WRITTEN INSTRUCTION → Every record below should be printed exactly as given.
--
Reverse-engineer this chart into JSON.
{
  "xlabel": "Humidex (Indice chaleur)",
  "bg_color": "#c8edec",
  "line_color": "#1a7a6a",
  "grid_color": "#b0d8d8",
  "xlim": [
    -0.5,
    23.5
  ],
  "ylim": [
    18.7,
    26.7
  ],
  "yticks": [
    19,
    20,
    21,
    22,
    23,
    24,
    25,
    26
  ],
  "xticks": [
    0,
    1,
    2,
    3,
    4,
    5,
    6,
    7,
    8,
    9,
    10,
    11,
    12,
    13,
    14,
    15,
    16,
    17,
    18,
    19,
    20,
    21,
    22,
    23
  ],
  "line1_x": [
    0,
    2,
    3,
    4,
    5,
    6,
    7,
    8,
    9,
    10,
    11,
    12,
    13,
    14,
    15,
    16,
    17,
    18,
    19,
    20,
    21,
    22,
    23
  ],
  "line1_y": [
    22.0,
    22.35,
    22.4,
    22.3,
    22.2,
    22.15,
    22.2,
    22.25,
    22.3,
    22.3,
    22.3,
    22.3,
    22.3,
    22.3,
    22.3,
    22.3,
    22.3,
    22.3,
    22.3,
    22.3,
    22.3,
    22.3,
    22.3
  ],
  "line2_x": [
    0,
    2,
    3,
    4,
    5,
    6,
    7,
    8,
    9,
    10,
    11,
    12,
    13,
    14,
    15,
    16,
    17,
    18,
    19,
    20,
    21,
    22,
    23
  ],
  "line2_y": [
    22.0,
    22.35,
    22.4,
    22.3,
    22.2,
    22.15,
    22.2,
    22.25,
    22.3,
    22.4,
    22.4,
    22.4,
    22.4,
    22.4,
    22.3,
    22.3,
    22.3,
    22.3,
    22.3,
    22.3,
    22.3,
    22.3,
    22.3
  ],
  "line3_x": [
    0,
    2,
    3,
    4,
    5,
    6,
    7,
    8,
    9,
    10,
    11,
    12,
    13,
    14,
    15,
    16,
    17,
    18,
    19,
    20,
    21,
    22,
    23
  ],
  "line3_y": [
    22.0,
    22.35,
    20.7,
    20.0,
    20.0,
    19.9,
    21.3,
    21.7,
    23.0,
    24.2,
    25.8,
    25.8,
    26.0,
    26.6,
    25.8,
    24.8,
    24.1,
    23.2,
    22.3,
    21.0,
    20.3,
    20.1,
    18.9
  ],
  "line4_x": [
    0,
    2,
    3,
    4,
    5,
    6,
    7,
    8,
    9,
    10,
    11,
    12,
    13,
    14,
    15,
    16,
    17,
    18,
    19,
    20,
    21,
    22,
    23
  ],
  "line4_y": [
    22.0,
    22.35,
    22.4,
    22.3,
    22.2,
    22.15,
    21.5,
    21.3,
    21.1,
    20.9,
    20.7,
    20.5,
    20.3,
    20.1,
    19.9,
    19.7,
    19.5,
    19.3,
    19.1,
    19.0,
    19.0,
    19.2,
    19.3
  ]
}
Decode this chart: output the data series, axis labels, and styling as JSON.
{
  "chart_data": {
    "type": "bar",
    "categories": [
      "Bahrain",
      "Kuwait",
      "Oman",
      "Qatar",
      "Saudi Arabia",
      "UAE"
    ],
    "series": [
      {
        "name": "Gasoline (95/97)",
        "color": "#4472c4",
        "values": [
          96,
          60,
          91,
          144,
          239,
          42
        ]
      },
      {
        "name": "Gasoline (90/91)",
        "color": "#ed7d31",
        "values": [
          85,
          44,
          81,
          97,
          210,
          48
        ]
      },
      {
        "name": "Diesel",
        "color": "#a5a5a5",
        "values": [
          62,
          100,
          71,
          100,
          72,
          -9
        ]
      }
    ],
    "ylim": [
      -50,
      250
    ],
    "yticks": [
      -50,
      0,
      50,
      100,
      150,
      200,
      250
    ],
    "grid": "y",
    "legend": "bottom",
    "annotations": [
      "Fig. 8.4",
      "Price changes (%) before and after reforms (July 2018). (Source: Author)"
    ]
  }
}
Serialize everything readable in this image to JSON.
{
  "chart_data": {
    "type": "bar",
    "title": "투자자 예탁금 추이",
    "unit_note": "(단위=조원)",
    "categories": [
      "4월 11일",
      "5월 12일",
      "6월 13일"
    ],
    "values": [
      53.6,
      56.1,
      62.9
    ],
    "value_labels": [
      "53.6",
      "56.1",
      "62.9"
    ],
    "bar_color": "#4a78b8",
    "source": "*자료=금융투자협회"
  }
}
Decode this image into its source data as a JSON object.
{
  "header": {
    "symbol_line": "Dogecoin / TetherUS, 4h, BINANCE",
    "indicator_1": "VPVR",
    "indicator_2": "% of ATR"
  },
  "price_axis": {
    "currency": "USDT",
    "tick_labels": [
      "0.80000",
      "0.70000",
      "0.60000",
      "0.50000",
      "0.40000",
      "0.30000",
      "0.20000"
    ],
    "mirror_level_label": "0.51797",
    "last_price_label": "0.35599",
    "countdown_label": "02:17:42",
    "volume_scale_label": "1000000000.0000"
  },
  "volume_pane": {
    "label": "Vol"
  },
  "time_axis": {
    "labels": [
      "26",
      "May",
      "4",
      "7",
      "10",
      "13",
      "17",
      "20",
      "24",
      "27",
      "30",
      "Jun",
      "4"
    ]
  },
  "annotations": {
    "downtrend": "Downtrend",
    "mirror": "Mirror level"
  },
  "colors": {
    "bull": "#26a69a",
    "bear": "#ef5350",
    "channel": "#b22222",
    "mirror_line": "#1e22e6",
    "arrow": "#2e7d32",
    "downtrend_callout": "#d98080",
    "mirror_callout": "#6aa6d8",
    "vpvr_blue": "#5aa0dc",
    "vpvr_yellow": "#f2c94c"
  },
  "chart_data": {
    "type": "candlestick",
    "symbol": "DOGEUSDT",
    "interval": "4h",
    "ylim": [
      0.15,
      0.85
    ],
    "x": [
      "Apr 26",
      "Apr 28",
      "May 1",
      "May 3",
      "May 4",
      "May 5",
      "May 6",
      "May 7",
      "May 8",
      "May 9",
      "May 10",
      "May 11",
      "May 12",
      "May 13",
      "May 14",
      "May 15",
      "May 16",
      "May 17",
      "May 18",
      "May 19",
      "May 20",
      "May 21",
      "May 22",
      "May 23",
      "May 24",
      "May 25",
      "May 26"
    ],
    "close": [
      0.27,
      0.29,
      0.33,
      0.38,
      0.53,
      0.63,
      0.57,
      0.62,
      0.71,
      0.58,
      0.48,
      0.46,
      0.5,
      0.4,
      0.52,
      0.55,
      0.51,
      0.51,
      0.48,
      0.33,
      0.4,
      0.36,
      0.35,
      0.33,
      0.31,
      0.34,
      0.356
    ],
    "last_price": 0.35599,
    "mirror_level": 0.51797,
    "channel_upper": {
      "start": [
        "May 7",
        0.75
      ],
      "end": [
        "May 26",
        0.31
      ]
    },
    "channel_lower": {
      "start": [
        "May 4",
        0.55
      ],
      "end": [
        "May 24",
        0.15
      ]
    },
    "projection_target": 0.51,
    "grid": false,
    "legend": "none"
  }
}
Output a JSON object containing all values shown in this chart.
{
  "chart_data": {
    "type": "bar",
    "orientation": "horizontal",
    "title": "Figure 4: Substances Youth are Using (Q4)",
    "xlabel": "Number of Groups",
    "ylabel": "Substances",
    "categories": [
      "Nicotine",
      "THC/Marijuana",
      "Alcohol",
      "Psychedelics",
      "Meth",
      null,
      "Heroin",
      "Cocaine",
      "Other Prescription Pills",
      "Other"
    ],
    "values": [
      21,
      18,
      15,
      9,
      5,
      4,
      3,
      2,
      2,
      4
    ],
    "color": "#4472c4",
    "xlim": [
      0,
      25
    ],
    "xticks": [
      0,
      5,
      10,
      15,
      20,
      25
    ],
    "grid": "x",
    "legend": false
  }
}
--
COMPLETE OUTPUT →
Reverse-engineer this chart into JSON.
{
  "xlabel": "Humidex (Indice chaleur)",
  "bg_color": "#c8edec",
  "line_color": "#1a7a6a",
  "grid_color": "#b0d8d8",
  "xlim": [
    -0.5,
    23.5
  ],
  "ylim": [
    18.7,
    26.7
  ],
  "yticks": [
    19,
    20,
    21,
    22,
    23,
    24,
    25,
    26
  ],
  "xticks": [
    0,
    1,
    2,
    3,
    4,
    5,
    6,
    7,
    8,
    9,
    10,
    11,
    12,
    13,
    14,
    15,
    16,
    17,
    18,
    19,
    20,
    21,
    22,
    23
  ],
  "line1_x": [
    0,
    2,
    3,
    4,
    5,
    6,
    7,
    8,
    9,
    10,
    11,
    12,
    13,
    14,
    15,
    16,
    17,
    18,
    19,
    20,
    21,
    22,
    23
  ],
  "line1_y": [
    22.0,
    22.35,
    22.4,
    22.3,
    22.2,
    22.15,
    22.2,
    22.25,
    22.3,
    22.3,
    22.3,
    22.3,
    22.3,
    22.3,
    22.3,
    22.3,
    22.3,
    22.3,
    22.3,
    22.3,
    22.3,
    22.3,
    22.3
  ],
  "line2_x": [
    0,
    2,
    3,
    4,
    5,
    6,
    7,
    8,
    9,
    10,
    11,
    12,
    13,
    14,
    15,
    16,
    17,
    18,
    19,
    20,
    21,
    22,
    23
  ],
  "line2_y": [
    22.0,
    22.35,
    22.4,
    22.3,
    22.2,
    22.15,
    22.2,
    22.25,
    22.3,
    22.4,
    22.4,
    22.4,
    22.4,
    22.4,
    22.3,
    22.3,
    22.3,
    22.3,
    22.3,
    22.3,
    22.3,
    22.3,
    22.3
  ],
  "line3_x": [
    0,
    2,
    3,
    4,
    5,
    6,
    7,
    8,
    9,
    10,
    11,
    12,
    13,
    14,
    15,
    16,
    17,
    18,
    19,
    20,
    21,
    22,
    23
  ],
  "line3_y": [
    22.0,
    22.35,
    20.7,
    20.0,
    20.0,
    19.9,
    21.3,
    21.7,
    23.0,
    24.2,
    25.8,
    25.8,
    26.0,
    26.6,
    25.8,
    24.8,
    24.1,
    23.2,
    22.3,
    21.0,
    20.3,
    20.1,
    18.9
  ],
  "line4_x": [
    0,
    2,
    3,
    4,
    5,
    6,
    7,
    8,
    9,
    10,
    11,
    12,
    13,
    14,
    15,
    16,
    17,
    18,
    19,
    20,
    21,
    22,
    23
  ],
  "line4_y": [
    22.0,
    22.35,
    22.4,
    22.3,
    22.2,
    22.15,
    21.5,
    21.3,
    21.1,
    20.9,
    20.7,
    20.5,
    20.3,
    20.1,
    19.9,
    19.7,
    19.5,
    19.3,
    19.1,
    19.0,
    19.0,
    19.2,
    19.3
  ]
}
Decode this chart: output the data series, axis labels, and styling as JSON.
{
  "chart_data": {
    "type": "bar",
    "categories": [
      "Bahrain",
      "Kuwait",
      "Oman",
      "Qatar",
      "Saudi Arabia",
      "UAE"
    ],
    "series": [
      {
        "name": "Gasoline (95/97)",
        "color": "#4472c4",
        "values": [
          96,
          60,
          91,
          144,
          239,
          42
        ]
      },
      {
        "name": "Gasoline (90/91)",
        "color": "#ed7d31",
        "values": [
          85,
          44,
          81,
          97,
          210,
          48
        ]
      },
      {
        "name": "Diesel",
        "color": "#a5a5a5",
        "values": [
          62,
          100,
          71,
          100,
          72,
          -9
        ]
      }
    ],
    "ylim": [
      -50,
      250
    ],
    "yticks": [
      -50,
      0,
      50,
      100,
      150,
      200,
      250
    ],
    "grid": "y",
    "legend": "bottom",
    "annotations": [
      "Fig. 8.4",
      "Price changes (%) before and after reforms (July 2018). (Source: Author)"
    ]
  }
}
Serialize everything readable in this image to JSON.
{
  "chart_data": {
    "type": "bar",
    "title": "투자자 예탁금 추이",
    "unit_note": "(단위=조원)",
    "categories": [
      "4월 11일",
      "5월 12일",
      "6월 13일"
    ],
    "values": [
      53.6,
      56.1,
      62.9
    ],
    "value_labels": [
      "53.6",
      "56.1",
      "62.9"
    ],
    "bar_color": "#4a78b8",
    "source": "*자료=금융투자협회"
  }
}
Decode this image into its source data as a JSON object.
{
  "header": {
    "symbol_line": "Dogecoin / TetherUS, 4h, BINANCE",
    "indicator_1": "VPVR",
    "indicator_2": "% of ATR"
  },
  "price_axis": {
    "currency": "USDT",
    "tick_labels": [
      "0.80000",
      "0.70000",
      "0.60000",
      "0.50000",
      "0.40000",
      "0.30000",
      "0.20000"
    ],
    "mirror_level_label": "0.51797",
    "last_price_label": "0.35599",
    "countdown_label": "02:17:42",
    "volume_scale_label": "1000000000.0000"
  },
  "volume_pane": {
    "label": "Vol"
  },
  "time_axis": {
    "labels": [
      "26",
      "May",
      "4",
      "7",
      "10",
      "13",
      "17",
      "20",
      "24",
      "27",
      "30",
      "Jun",
      "4"
    ]
  },
  "annotations": {
    "downtrend": "Downtrend",
    "mirror": "Mirror level"
  },
  "colors": {
    "bull": "#26a69a",
    "bear": "#ef5350",
    "channel": "#b22222",
    "mirror_line": "#1e22e6",
    "arrow": "#2e7d32",
    "downtrend_callout": "#d98080",
    "mirror_callout": "#6aa6d8",
    "vpvr_blue": "#5aa0dc",
    "vpvr_yellow": "#f2c94c"
  },
  "chart_data": {
    "type": "candlestick",
    "symbol": "DOGEUSDT",
    "interval": "4h",
    "ylim": [
      0.15,
      0.85
    ],
    "x": [
      "Apr 26",
      "Apr 28",
      "May 1",
      "May 3",
      "May 4",
      "May 5",
      "May 6",
      "May 7",
      "May 8",
      "May 9",
      "May 10",
      "May 11",
      "May 12",
      "May 13",
      "May 14",
      "May 15",
      "May 16",
      "May 17",
      "May 18",
      "May 19",
      "May 20",
      "May 21",
      "May 22",
      "May 23",
      "May 24",
      "May 25",
      "May 26"
    ],
    "close": [
      0.27,
      0.29,
      0.33,
      0.38,
      0.53,
      0.63,
      0.57,
      0.62,
      0.71,
      0.58,
      0.48,
      0.46,
      0.5,
      0.4,
      0.52,
      0.55,
      0.51,
      0.51,
      0.48,
      0.33,
      0.4,
      0.36,
      0.35,
      0.33,
      0.31,
      0.34,
      0.356
    ],
    "last_price": 0.35599,
    "mirror_level": 0.51797,
    "channel_upper": {
      "start": [
        "May 7",
        0.75
      ],
      "end": [
        "May 26",
        0.31
      ]
    },
    "channel_lower": {
      "start": [
        "May 4",
        0.55
      ],
      "end": [
        "May 24",
        0.15
      ]
    },
    "projection_target": 0.51,
    "grid": false,
    "legend": "none"
  }
}
Output a JSON object containing all values shown in this chart.
{
  "chart_data": {
    "type": "bar",
    "orientation": "horizontal",
    "title": "Figure 4: Substances Youth are Using (Q4)",
    "xlabel": "Number of Groups",
    "ylabel": "Substances",
    "categories": [
      "Nicotine",
      "THC/Marijuana",
      "Alcohol",
      "Psychedelics",
      "Meth",
      null,
      "Heroin",
      "Cocaine",
      "Other Prescription Pills",
      "Other"
    ],
    "values": [
      21,
      18,
      15,
      9,
      5,
      4,
      3,
      2,
      2,
      4
    ],
    "color": "#4472c4",
    "xlim": [
      0,
      25
    ],
    "xticks": [
      0,
      5,
      10,
      15,
      20,
      25
    ],
    "grid": "x",
    "legend": false
  }
}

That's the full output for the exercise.